▸ Consignes:
(A) D'après l'article sur l'économie algérienne, quel taux de croissance globale le PIB de l'Algérie a-t-il atteint entre avril et juin 2019 ?
(B) Poursuivez l'article sur l'économie algérienne à la suite de sa dernière phrase.

▸ Article:
Économie

Le gouvernement observe impuissant une économie algérienne qui s’enfonce dans la crise

En Algérie, la crise est là et semble bien s’être invitée plus tôt que prévue. Les experts ainsi que les institutions financières internationales annonçaient une crise financière majeure seulement pour le début de la prochaine décennie. Elle est toujours au programme à l’échéance 2021-2022 mais, en attendant, c’est une crise économique larvée qui s’est déjà installée et dont les effets se font sentir d’une façon croissante. Ils sont accentués par des politiques gouvernementales inadaptées qui risquent de prolonger et d’aggraver la crise au lieu de la résoudre.

Pour l’instant, la communication gouvernementale reste discrète sur la réalité d’une crise économique dont la plupart des opérateurs font état de plus en plus franchement.

Après de nombreux signaux d’alarme venus d’associations professionnelles, du secteur du BTP ou des industries de montage notamment, ce sont désormais les statistiques officielles, celles de l’Office National des Statistiques (ONS), qui évoquent un ralentissement sensible de l’économie nationale.

Baisse de la croissance et de l’investissement

La semaine dernière, l’ONS livrait ses statistiques sur la croissance au deuxième trimestre 2019. Les spécialistes les attendaient avec intérêt parce qu’elles correspondent pour la première fois à une période couverte par les troubles politiques liés au Hirak.

Et les résultats sont encore plus mauvais que prévu. Entre avril et juin derniers, la croissance globale du PIB de l’Algérie a atteint à peine 0,3% contre 1,4% durant la même période de l’année dernière.

Cette évolution est surtout le résultat de la baisse de la croissance de 8,3% du secteur des hydrocarbures au deuxième trimestre 2019, mais presque tous les secteurs sont touchés dans une économie qui tourne au ralenti.

▸ Données présentées:

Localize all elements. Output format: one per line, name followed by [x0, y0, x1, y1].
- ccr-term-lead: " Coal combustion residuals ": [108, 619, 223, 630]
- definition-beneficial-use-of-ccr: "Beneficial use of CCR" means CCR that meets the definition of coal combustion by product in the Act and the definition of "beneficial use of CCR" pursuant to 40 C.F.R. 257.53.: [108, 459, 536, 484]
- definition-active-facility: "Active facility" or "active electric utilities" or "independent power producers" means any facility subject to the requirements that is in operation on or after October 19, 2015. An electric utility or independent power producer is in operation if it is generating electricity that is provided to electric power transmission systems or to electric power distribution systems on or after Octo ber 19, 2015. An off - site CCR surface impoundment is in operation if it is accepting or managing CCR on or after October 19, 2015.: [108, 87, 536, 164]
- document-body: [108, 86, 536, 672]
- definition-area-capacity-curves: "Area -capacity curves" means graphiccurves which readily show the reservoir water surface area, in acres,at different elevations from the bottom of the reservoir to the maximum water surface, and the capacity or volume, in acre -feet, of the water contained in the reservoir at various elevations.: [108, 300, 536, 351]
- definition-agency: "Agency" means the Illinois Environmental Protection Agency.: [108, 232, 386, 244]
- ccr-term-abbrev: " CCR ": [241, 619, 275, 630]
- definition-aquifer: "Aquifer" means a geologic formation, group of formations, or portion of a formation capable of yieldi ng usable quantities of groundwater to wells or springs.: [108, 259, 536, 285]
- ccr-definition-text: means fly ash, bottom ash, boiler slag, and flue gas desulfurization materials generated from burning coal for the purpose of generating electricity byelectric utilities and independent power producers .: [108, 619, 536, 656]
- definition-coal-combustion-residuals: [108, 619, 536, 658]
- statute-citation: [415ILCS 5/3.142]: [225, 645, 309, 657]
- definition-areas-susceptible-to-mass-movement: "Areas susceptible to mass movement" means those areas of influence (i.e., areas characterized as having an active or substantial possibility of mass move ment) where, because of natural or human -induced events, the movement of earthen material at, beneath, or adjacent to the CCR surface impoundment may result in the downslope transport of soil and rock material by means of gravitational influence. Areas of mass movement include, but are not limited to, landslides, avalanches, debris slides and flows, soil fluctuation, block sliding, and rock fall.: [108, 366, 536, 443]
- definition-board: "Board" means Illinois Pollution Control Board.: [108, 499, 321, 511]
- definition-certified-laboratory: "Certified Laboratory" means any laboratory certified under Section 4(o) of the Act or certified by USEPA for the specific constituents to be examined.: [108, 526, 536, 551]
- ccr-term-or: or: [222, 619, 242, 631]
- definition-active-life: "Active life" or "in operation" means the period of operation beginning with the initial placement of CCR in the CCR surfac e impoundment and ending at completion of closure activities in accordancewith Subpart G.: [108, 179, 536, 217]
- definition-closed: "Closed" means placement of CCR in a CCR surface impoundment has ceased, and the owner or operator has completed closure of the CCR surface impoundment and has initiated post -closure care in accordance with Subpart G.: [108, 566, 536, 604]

▸ Réponses fournies:
(A) Il a atteint à peine 0,3 %.

(B)
Le taux de croissance du PIB hors hydrocarbures a été de 2,8% durant le deuxième trimestre de l’année en cours. Pour l’instant, ce ralentissement général n’a épargné que les secteurs de la sidérurgie et des matériaux de construction.

Même l’agriculture est affectée, avec une croissance de seulement 1,8%, contre 7% à la même période de 2018.

Ainsi que beaucoup de témoignages d’entrepreneurs le laissaient prévoir, l’ONS annonce également que le second trimestre de 2019 a été marqué par un freinage très sensible de l’investissement qui a connu une évolution de 0,9%, contre 4,1% à la même période en 2018.

La crise politique pénalise la croissance

Ces informations rejoignent et confortent les prévisions de la Banque Mondiale qui estimait dans un rapport publié le 9 octobre : « La crise politique que vit l’Algérie devrait provoquer un ralentissement de l’économie du pays, que ce soit dans le secteur des hydrocarbures ou hors-hydrocarbures, avec pour conséquence un taux de croissance du PIB qui baissera à 1,3% en 2019 ».

Pour l’année 2020, la Banque mondiale n’est pas beaucoup plus optimiste et annonce une croissance de 1,5 %.

Le rapport de la BM explique : « Dans le secteur des hydrocarbures, l’incertitude politique atténue l’espoir d’une augmentation de la production, la révision de la loi sur la fiscalité des hydrocarbures étant retardée ».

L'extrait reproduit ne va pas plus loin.